Aim of the exercise | All of the lines below are to be printed again exactly; images are excluded from the output.
____
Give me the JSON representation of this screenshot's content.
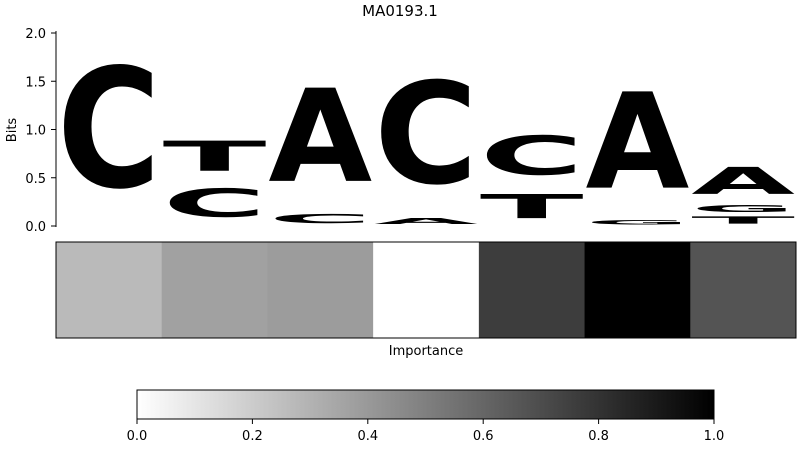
{
  "chart_data": [
    {
      "type": "sequence-logo",
      "title": "MA0193.1",
      "ylabel": "Bits",
      "ylim": [
        0,
        2.0
      ],
      "yticks": [
        "0.0",
        "0.5",
        "1.0",
        "1.5",
        "2.0"
      ],
      "colors": {
        "A": "#4ba84b",
        "C": "#4b4bff",
        "G": "#f7bd40",
        "T": "#ff4b4b"
      },
      "positions": [
        {
          "position": 1,
          "letters": [
            {
              "base": "C",
              "bits": 2.0
            }
          ]
        },
        {
          "position": 2,
          "letters": [
            {
              "base": "C",
              "bits": 0.47
            },
            {
              "base": "T",
              "bits": 0.5
            }
          ]
        },
        {
          "position": 3,
          "letters": [
            {
              "base": "C",
              "bits": 0.15
            },
            {
              "base": "A",
              "bits": 1.55
            }
          ]
        },
        {
          "position": 4,
          "letters": [
            {
              "base": "A",
              "bits": 0.1
            },
            {
              "base": "C",
              "bits": 1.7
            }
          ]
        },
        {
          "position": 5,
          "letters": [
            {
              "base": "T",
              "bits": 0.4
            },
            {
              "base": "C",
              "bits": 0.65
            }
          ]
        },
        {
          "position": 6,
          "letters": [
            {
              "base": "G",
              "bits": 0.07
            },
            {
              "base": "A",
              "bits": 1.6
            }
          ]
        },
        {
          "position": 7,
          "letters": [
            {
              "base": "T",
              "bits": 0.12
            },
            {
              "base": "G",
              "bits": 0.12
            },
            {
              "base": "A",
              "bits": 0.45
            }
          ]
        }
      ]
    },
    {
      "type": "heatmap",
      "xlabel": "Importance",
      "values": [
        0.27,
        0.37,
        0.39,
        0.0,
        0.76,
        1.0,
        0.67
      ]
    },
    {
      "type": "colorbar",
      "range": [
        0.0,
        1.0
      ],
      "ticks": [
        "0.0",
        "0.2",
        "0.4",
        "0.6",
        "0.8",
        "1.0"
      ]
    }
  ]
}
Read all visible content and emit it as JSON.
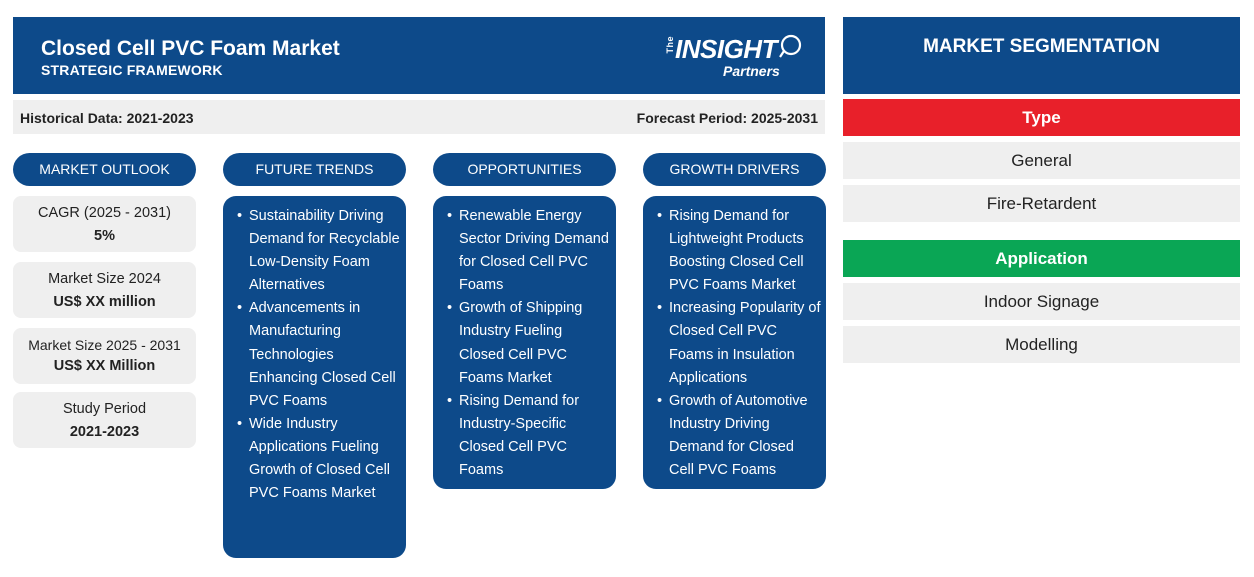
____
Exercise solution |
Give me the JSON representation of this screenshot's content.
{
  "chart_data": [
    {
      "type": "sequence-logo",
      "title": "MA0193.1",
      "ylabel": "Bits",
      "ylim": [
        0,
        2.0
      ],
      "yticks": [
        "0.0",
        "0.5",
        "1.0",
        "1.5",
        "2.0"
      ],
      "colors": {
        "A": "#4ba84b",
        "C": "#4b4bff",
        "G": "#f7bd40",
        "T": "#ff4b4b"
      },
      "positions": [
        {
          "position": 1,
          "letters": [
            {
              "base": "C",
              "bits": 2.0
            }
          ]
        },
        {
          "position": 2,
          "letters": [
            {
              "base": "C",
              "bits": 0.47
            },
            {
              "base": "T",
              "bits": 0.5
            }
          ]
        },
        {
          "position": 3,
          "letters": [
            {
              "base": "C",
              "bits": 0.15
            },
            {
              "base": "A",
              "bits": 1.55
            }
          ]
        },
        {
          "position": 4,
          "letters": [
            {
              "base": "A",
              "bits": 0.1
            },
            {
              "base": "C",
              "bits": 1.7
            }
          ]
        },
        {
          "position": 5,
          "letters": [
            {
              "base": "T",
              "bits": 0.4
            },
            {
              "base": "C",
              "bits": 0.65
            }
          ]
        },
        {
          "position": 6,
          "letters": [
            {
              "base": "G",
              "bits": 0.07
            },
            {
              "base": "A",
              "bits": 1.6
            }
          ]
        },
        {
          "position": 7,
          "letters": [
            {
              "base": "T",
              "bits": 0.12
            },
            {
              "base": "G",
              "bits": 0.12
            },
            {
              "base": "A",
              "bits": 0.45
            }
          ]
        }
      ]
    },
    {
      "type": "heatmap",
      "xlabel": "Importance",
      "values": [
        0.27,
        0.37,
        0.39,
        0.0,
        0.76,
        1.0,
        0.67
      ]
    },
    {
      "type": "colorbar",
      "range": [
        0.0,
        1.0
      ],
      "ticks": [
        "0.0",
        "0.2",
        "0.4",
        "0.6",
        "0.8",
        "1.0"
      ]
    }
  ]
}
Read all visible content and emit it as JSON.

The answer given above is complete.